EXERCISE DESCRIPTION. In the entries below, find the lines with the word "Regendauer" and copy them.
─── EXCERPTED DATA
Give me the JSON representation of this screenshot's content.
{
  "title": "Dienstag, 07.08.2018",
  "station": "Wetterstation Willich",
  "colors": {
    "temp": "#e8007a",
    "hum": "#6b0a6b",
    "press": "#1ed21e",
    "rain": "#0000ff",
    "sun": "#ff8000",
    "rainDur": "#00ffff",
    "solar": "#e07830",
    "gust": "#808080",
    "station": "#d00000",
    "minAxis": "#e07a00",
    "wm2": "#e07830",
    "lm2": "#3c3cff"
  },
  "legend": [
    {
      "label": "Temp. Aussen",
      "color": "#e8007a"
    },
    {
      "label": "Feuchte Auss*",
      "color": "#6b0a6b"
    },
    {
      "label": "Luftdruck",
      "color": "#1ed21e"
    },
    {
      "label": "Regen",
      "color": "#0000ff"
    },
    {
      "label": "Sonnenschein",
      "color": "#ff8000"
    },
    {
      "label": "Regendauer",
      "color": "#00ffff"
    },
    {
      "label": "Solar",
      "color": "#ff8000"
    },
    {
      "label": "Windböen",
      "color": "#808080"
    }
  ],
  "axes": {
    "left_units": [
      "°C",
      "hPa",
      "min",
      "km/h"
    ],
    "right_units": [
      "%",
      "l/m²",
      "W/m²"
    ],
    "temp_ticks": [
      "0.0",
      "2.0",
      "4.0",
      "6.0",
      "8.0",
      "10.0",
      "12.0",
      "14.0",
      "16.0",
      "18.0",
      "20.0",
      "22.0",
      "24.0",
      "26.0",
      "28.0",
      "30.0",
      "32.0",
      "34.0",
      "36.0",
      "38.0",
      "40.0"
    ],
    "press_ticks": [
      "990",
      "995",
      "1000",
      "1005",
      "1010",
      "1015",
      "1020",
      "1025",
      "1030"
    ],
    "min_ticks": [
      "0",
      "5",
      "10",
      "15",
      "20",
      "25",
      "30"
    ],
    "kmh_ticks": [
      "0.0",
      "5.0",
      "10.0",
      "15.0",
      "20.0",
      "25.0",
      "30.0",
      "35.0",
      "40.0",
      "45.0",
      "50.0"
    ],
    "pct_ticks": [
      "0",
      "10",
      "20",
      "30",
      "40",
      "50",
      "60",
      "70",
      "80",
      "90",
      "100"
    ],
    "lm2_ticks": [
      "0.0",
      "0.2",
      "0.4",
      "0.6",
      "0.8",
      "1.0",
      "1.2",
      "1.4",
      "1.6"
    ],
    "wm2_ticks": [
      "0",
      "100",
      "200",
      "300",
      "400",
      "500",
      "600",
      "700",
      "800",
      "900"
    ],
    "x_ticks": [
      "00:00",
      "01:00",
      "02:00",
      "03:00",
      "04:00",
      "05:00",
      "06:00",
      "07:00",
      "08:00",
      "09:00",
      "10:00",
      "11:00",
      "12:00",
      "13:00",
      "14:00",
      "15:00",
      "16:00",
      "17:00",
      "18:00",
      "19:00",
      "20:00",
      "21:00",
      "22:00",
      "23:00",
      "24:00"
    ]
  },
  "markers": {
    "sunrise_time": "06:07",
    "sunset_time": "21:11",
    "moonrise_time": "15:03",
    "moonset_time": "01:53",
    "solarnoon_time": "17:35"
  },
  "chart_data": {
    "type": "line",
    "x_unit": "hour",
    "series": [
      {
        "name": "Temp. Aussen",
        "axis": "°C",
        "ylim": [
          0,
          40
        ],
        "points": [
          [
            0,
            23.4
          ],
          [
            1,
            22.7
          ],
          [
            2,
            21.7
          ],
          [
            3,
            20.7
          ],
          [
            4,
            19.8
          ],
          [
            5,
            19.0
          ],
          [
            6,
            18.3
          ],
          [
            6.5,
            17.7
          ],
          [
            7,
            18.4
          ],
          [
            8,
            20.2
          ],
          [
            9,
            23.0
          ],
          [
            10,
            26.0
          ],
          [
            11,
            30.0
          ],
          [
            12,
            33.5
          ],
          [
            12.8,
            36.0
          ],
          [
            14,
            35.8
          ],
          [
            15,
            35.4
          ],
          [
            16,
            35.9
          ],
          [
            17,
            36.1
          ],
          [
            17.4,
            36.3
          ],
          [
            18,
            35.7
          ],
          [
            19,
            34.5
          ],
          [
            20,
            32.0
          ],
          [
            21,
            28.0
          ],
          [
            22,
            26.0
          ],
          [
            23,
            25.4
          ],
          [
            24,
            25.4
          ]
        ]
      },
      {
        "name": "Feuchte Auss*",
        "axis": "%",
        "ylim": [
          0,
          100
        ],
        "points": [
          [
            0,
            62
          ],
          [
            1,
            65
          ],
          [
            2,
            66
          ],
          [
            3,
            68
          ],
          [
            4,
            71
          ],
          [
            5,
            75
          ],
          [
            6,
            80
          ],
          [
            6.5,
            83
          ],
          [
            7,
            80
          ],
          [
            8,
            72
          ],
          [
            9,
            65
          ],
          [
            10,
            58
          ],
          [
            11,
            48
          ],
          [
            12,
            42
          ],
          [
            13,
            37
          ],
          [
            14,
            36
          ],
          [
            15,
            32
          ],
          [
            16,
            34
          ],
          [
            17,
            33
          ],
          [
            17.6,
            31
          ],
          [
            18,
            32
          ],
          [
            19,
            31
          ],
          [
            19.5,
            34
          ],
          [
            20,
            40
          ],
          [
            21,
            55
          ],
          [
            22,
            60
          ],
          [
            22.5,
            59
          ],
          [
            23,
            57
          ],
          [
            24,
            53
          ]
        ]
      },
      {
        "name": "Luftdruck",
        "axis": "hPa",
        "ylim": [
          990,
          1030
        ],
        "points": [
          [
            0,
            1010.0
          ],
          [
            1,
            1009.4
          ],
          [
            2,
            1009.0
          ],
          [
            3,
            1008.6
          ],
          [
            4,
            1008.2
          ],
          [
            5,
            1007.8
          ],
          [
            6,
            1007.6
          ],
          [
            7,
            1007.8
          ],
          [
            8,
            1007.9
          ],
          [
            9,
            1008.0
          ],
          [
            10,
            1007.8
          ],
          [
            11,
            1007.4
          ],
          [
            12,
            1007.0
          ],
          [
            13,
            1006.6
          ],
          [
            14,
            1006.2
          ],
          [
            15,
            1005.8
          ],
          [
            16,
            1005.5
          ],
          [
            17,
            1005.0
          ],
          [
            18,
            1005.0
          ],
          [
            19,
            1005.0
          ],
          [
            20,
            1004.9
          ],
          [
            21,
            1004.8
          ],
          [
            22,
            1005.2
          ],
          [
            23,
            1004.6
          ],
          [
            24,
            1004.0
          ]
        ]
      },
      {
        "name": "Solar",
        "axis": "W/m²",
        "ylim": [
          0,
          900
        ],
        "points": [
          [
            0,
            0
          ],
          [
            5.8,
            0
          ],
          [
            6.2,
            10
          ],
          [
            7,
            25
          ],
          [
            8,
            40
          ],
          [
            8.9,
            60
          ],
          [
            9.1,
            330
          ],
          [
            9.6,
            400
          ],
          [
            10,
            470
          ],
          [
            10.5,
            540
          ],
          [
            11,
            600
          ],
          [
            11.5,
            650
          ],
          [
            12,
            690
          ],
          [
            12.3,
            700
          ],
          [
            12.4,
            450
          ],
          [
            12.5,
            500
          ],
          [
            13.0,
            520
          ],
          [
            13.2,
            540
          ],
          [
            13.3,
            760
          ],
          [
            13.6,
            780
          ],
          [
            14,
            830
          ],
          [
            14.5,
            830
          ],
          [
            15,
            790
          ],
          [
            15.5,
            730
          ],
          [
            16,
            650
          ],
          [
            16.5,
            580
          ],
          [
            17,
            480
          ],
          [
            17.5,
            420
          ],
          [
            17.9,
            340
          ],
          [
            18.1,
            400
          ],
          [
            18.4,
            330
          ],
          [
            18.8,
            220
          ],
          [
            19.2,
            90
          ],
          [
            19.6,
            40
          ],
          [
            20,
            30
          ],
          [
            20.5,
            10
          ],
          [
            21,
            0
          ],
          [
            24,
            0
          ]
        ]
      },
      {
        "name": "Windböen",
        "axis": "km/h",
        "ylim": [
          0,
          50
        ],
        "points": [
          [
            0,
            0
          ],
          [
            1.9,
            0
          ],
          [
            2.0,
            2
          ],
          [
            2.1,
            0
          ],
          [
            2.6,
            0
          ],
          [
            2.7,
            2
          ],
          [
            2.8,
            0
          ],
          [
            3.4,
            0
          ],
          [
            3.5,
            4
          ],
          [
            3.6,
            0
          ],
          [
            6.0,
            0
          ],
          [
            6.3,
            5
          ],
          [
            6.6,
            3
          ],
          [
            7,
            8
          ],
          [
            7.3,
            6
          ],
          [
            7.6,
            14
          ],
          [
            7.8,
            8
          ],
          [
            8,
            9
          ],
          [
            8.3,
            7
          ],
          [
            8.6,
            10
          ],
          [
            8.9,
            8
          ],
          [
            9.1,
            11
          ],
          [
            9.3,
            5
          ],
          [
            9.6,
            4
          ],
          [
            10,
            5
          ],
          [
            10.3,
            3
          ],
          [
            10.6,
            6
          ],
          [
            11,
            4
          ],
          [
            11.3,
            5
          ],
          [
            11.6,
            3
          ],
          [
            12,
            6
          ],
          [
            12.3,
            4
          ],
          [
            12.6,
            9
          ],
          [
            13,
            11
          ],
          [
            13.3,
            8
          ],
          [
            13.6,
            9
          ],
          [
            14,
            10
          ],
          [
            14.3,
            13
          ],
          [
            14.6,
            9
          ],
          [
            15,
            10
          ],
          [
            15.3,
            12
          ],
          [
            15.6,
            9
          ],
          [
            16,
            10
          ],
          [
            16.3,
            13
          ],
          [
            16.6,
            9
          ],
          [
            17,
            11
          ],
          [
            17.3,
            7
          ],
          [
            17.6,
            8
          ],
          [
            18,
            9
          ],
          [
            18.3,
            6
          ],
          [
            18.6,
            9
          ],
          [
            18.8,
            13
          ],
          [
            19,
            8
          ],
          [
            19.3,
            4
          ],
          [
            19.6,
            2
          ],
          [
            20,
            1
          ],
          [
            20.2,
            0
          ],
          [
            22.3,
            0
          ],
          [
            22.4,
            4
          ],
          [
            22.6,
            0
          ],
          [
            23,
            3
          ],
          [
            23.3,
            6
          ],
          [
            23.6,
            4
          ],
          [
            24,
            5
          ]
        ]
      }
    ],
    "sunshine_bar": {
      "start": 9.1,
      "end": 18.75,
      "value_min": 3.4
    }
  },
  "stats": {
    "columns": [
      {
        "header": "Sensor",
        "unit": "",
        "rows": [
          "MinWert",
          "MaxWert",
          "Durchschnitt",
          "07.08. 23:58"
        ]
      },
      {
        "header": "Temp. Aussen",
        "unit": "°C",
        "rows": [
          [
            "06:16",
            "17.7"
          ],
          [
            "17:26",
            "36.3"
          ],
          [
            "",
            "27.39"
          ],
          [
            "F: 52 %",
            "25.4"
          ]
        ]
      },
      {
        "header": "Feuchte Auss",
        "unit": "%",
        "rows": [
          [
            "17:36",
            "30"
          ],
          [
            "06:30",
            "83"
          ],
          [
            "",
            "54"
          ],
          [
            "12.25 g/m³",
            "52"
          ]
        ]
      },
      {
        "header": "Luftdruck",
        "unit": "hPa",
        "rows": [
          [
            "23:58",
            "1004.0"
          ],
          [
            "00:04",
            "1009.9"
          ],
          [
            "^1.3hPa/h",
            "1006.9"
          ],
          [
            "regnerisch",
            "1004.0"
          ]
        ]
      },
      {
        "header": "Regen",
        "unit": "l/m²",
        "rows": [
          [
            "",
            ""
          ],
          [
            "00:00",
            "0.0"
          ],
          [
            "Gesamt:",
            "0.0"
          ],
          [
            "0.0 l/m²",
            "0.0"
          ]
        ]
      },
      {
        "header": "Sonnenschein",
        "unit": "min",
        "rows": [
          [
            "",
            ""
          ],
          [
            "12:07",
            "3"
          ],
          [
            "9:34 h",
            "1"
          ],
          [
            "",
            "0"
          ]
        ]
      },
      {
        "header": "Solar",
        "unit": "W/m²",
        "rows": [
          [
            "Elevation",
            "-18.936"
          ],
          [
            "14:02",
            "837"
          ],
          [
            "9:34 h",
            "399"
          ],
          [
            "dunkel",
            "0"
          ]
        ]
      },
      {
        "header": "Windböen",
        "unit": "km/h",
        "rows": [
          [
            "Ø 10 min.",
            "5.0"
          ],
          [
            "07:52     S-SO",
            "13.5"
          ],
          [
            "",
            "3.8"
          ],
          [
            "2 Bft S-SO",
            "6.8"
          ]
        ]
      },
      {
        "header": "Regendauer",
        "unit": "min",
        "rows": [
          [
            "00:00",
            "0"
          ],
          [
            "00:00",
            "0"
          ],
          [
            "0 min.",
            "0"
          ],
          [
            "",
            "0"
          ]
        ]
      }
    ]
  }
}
──────
REPLY TO THE EXERCISE.
      "label": "Regendauer",
        "header": "Regendauer",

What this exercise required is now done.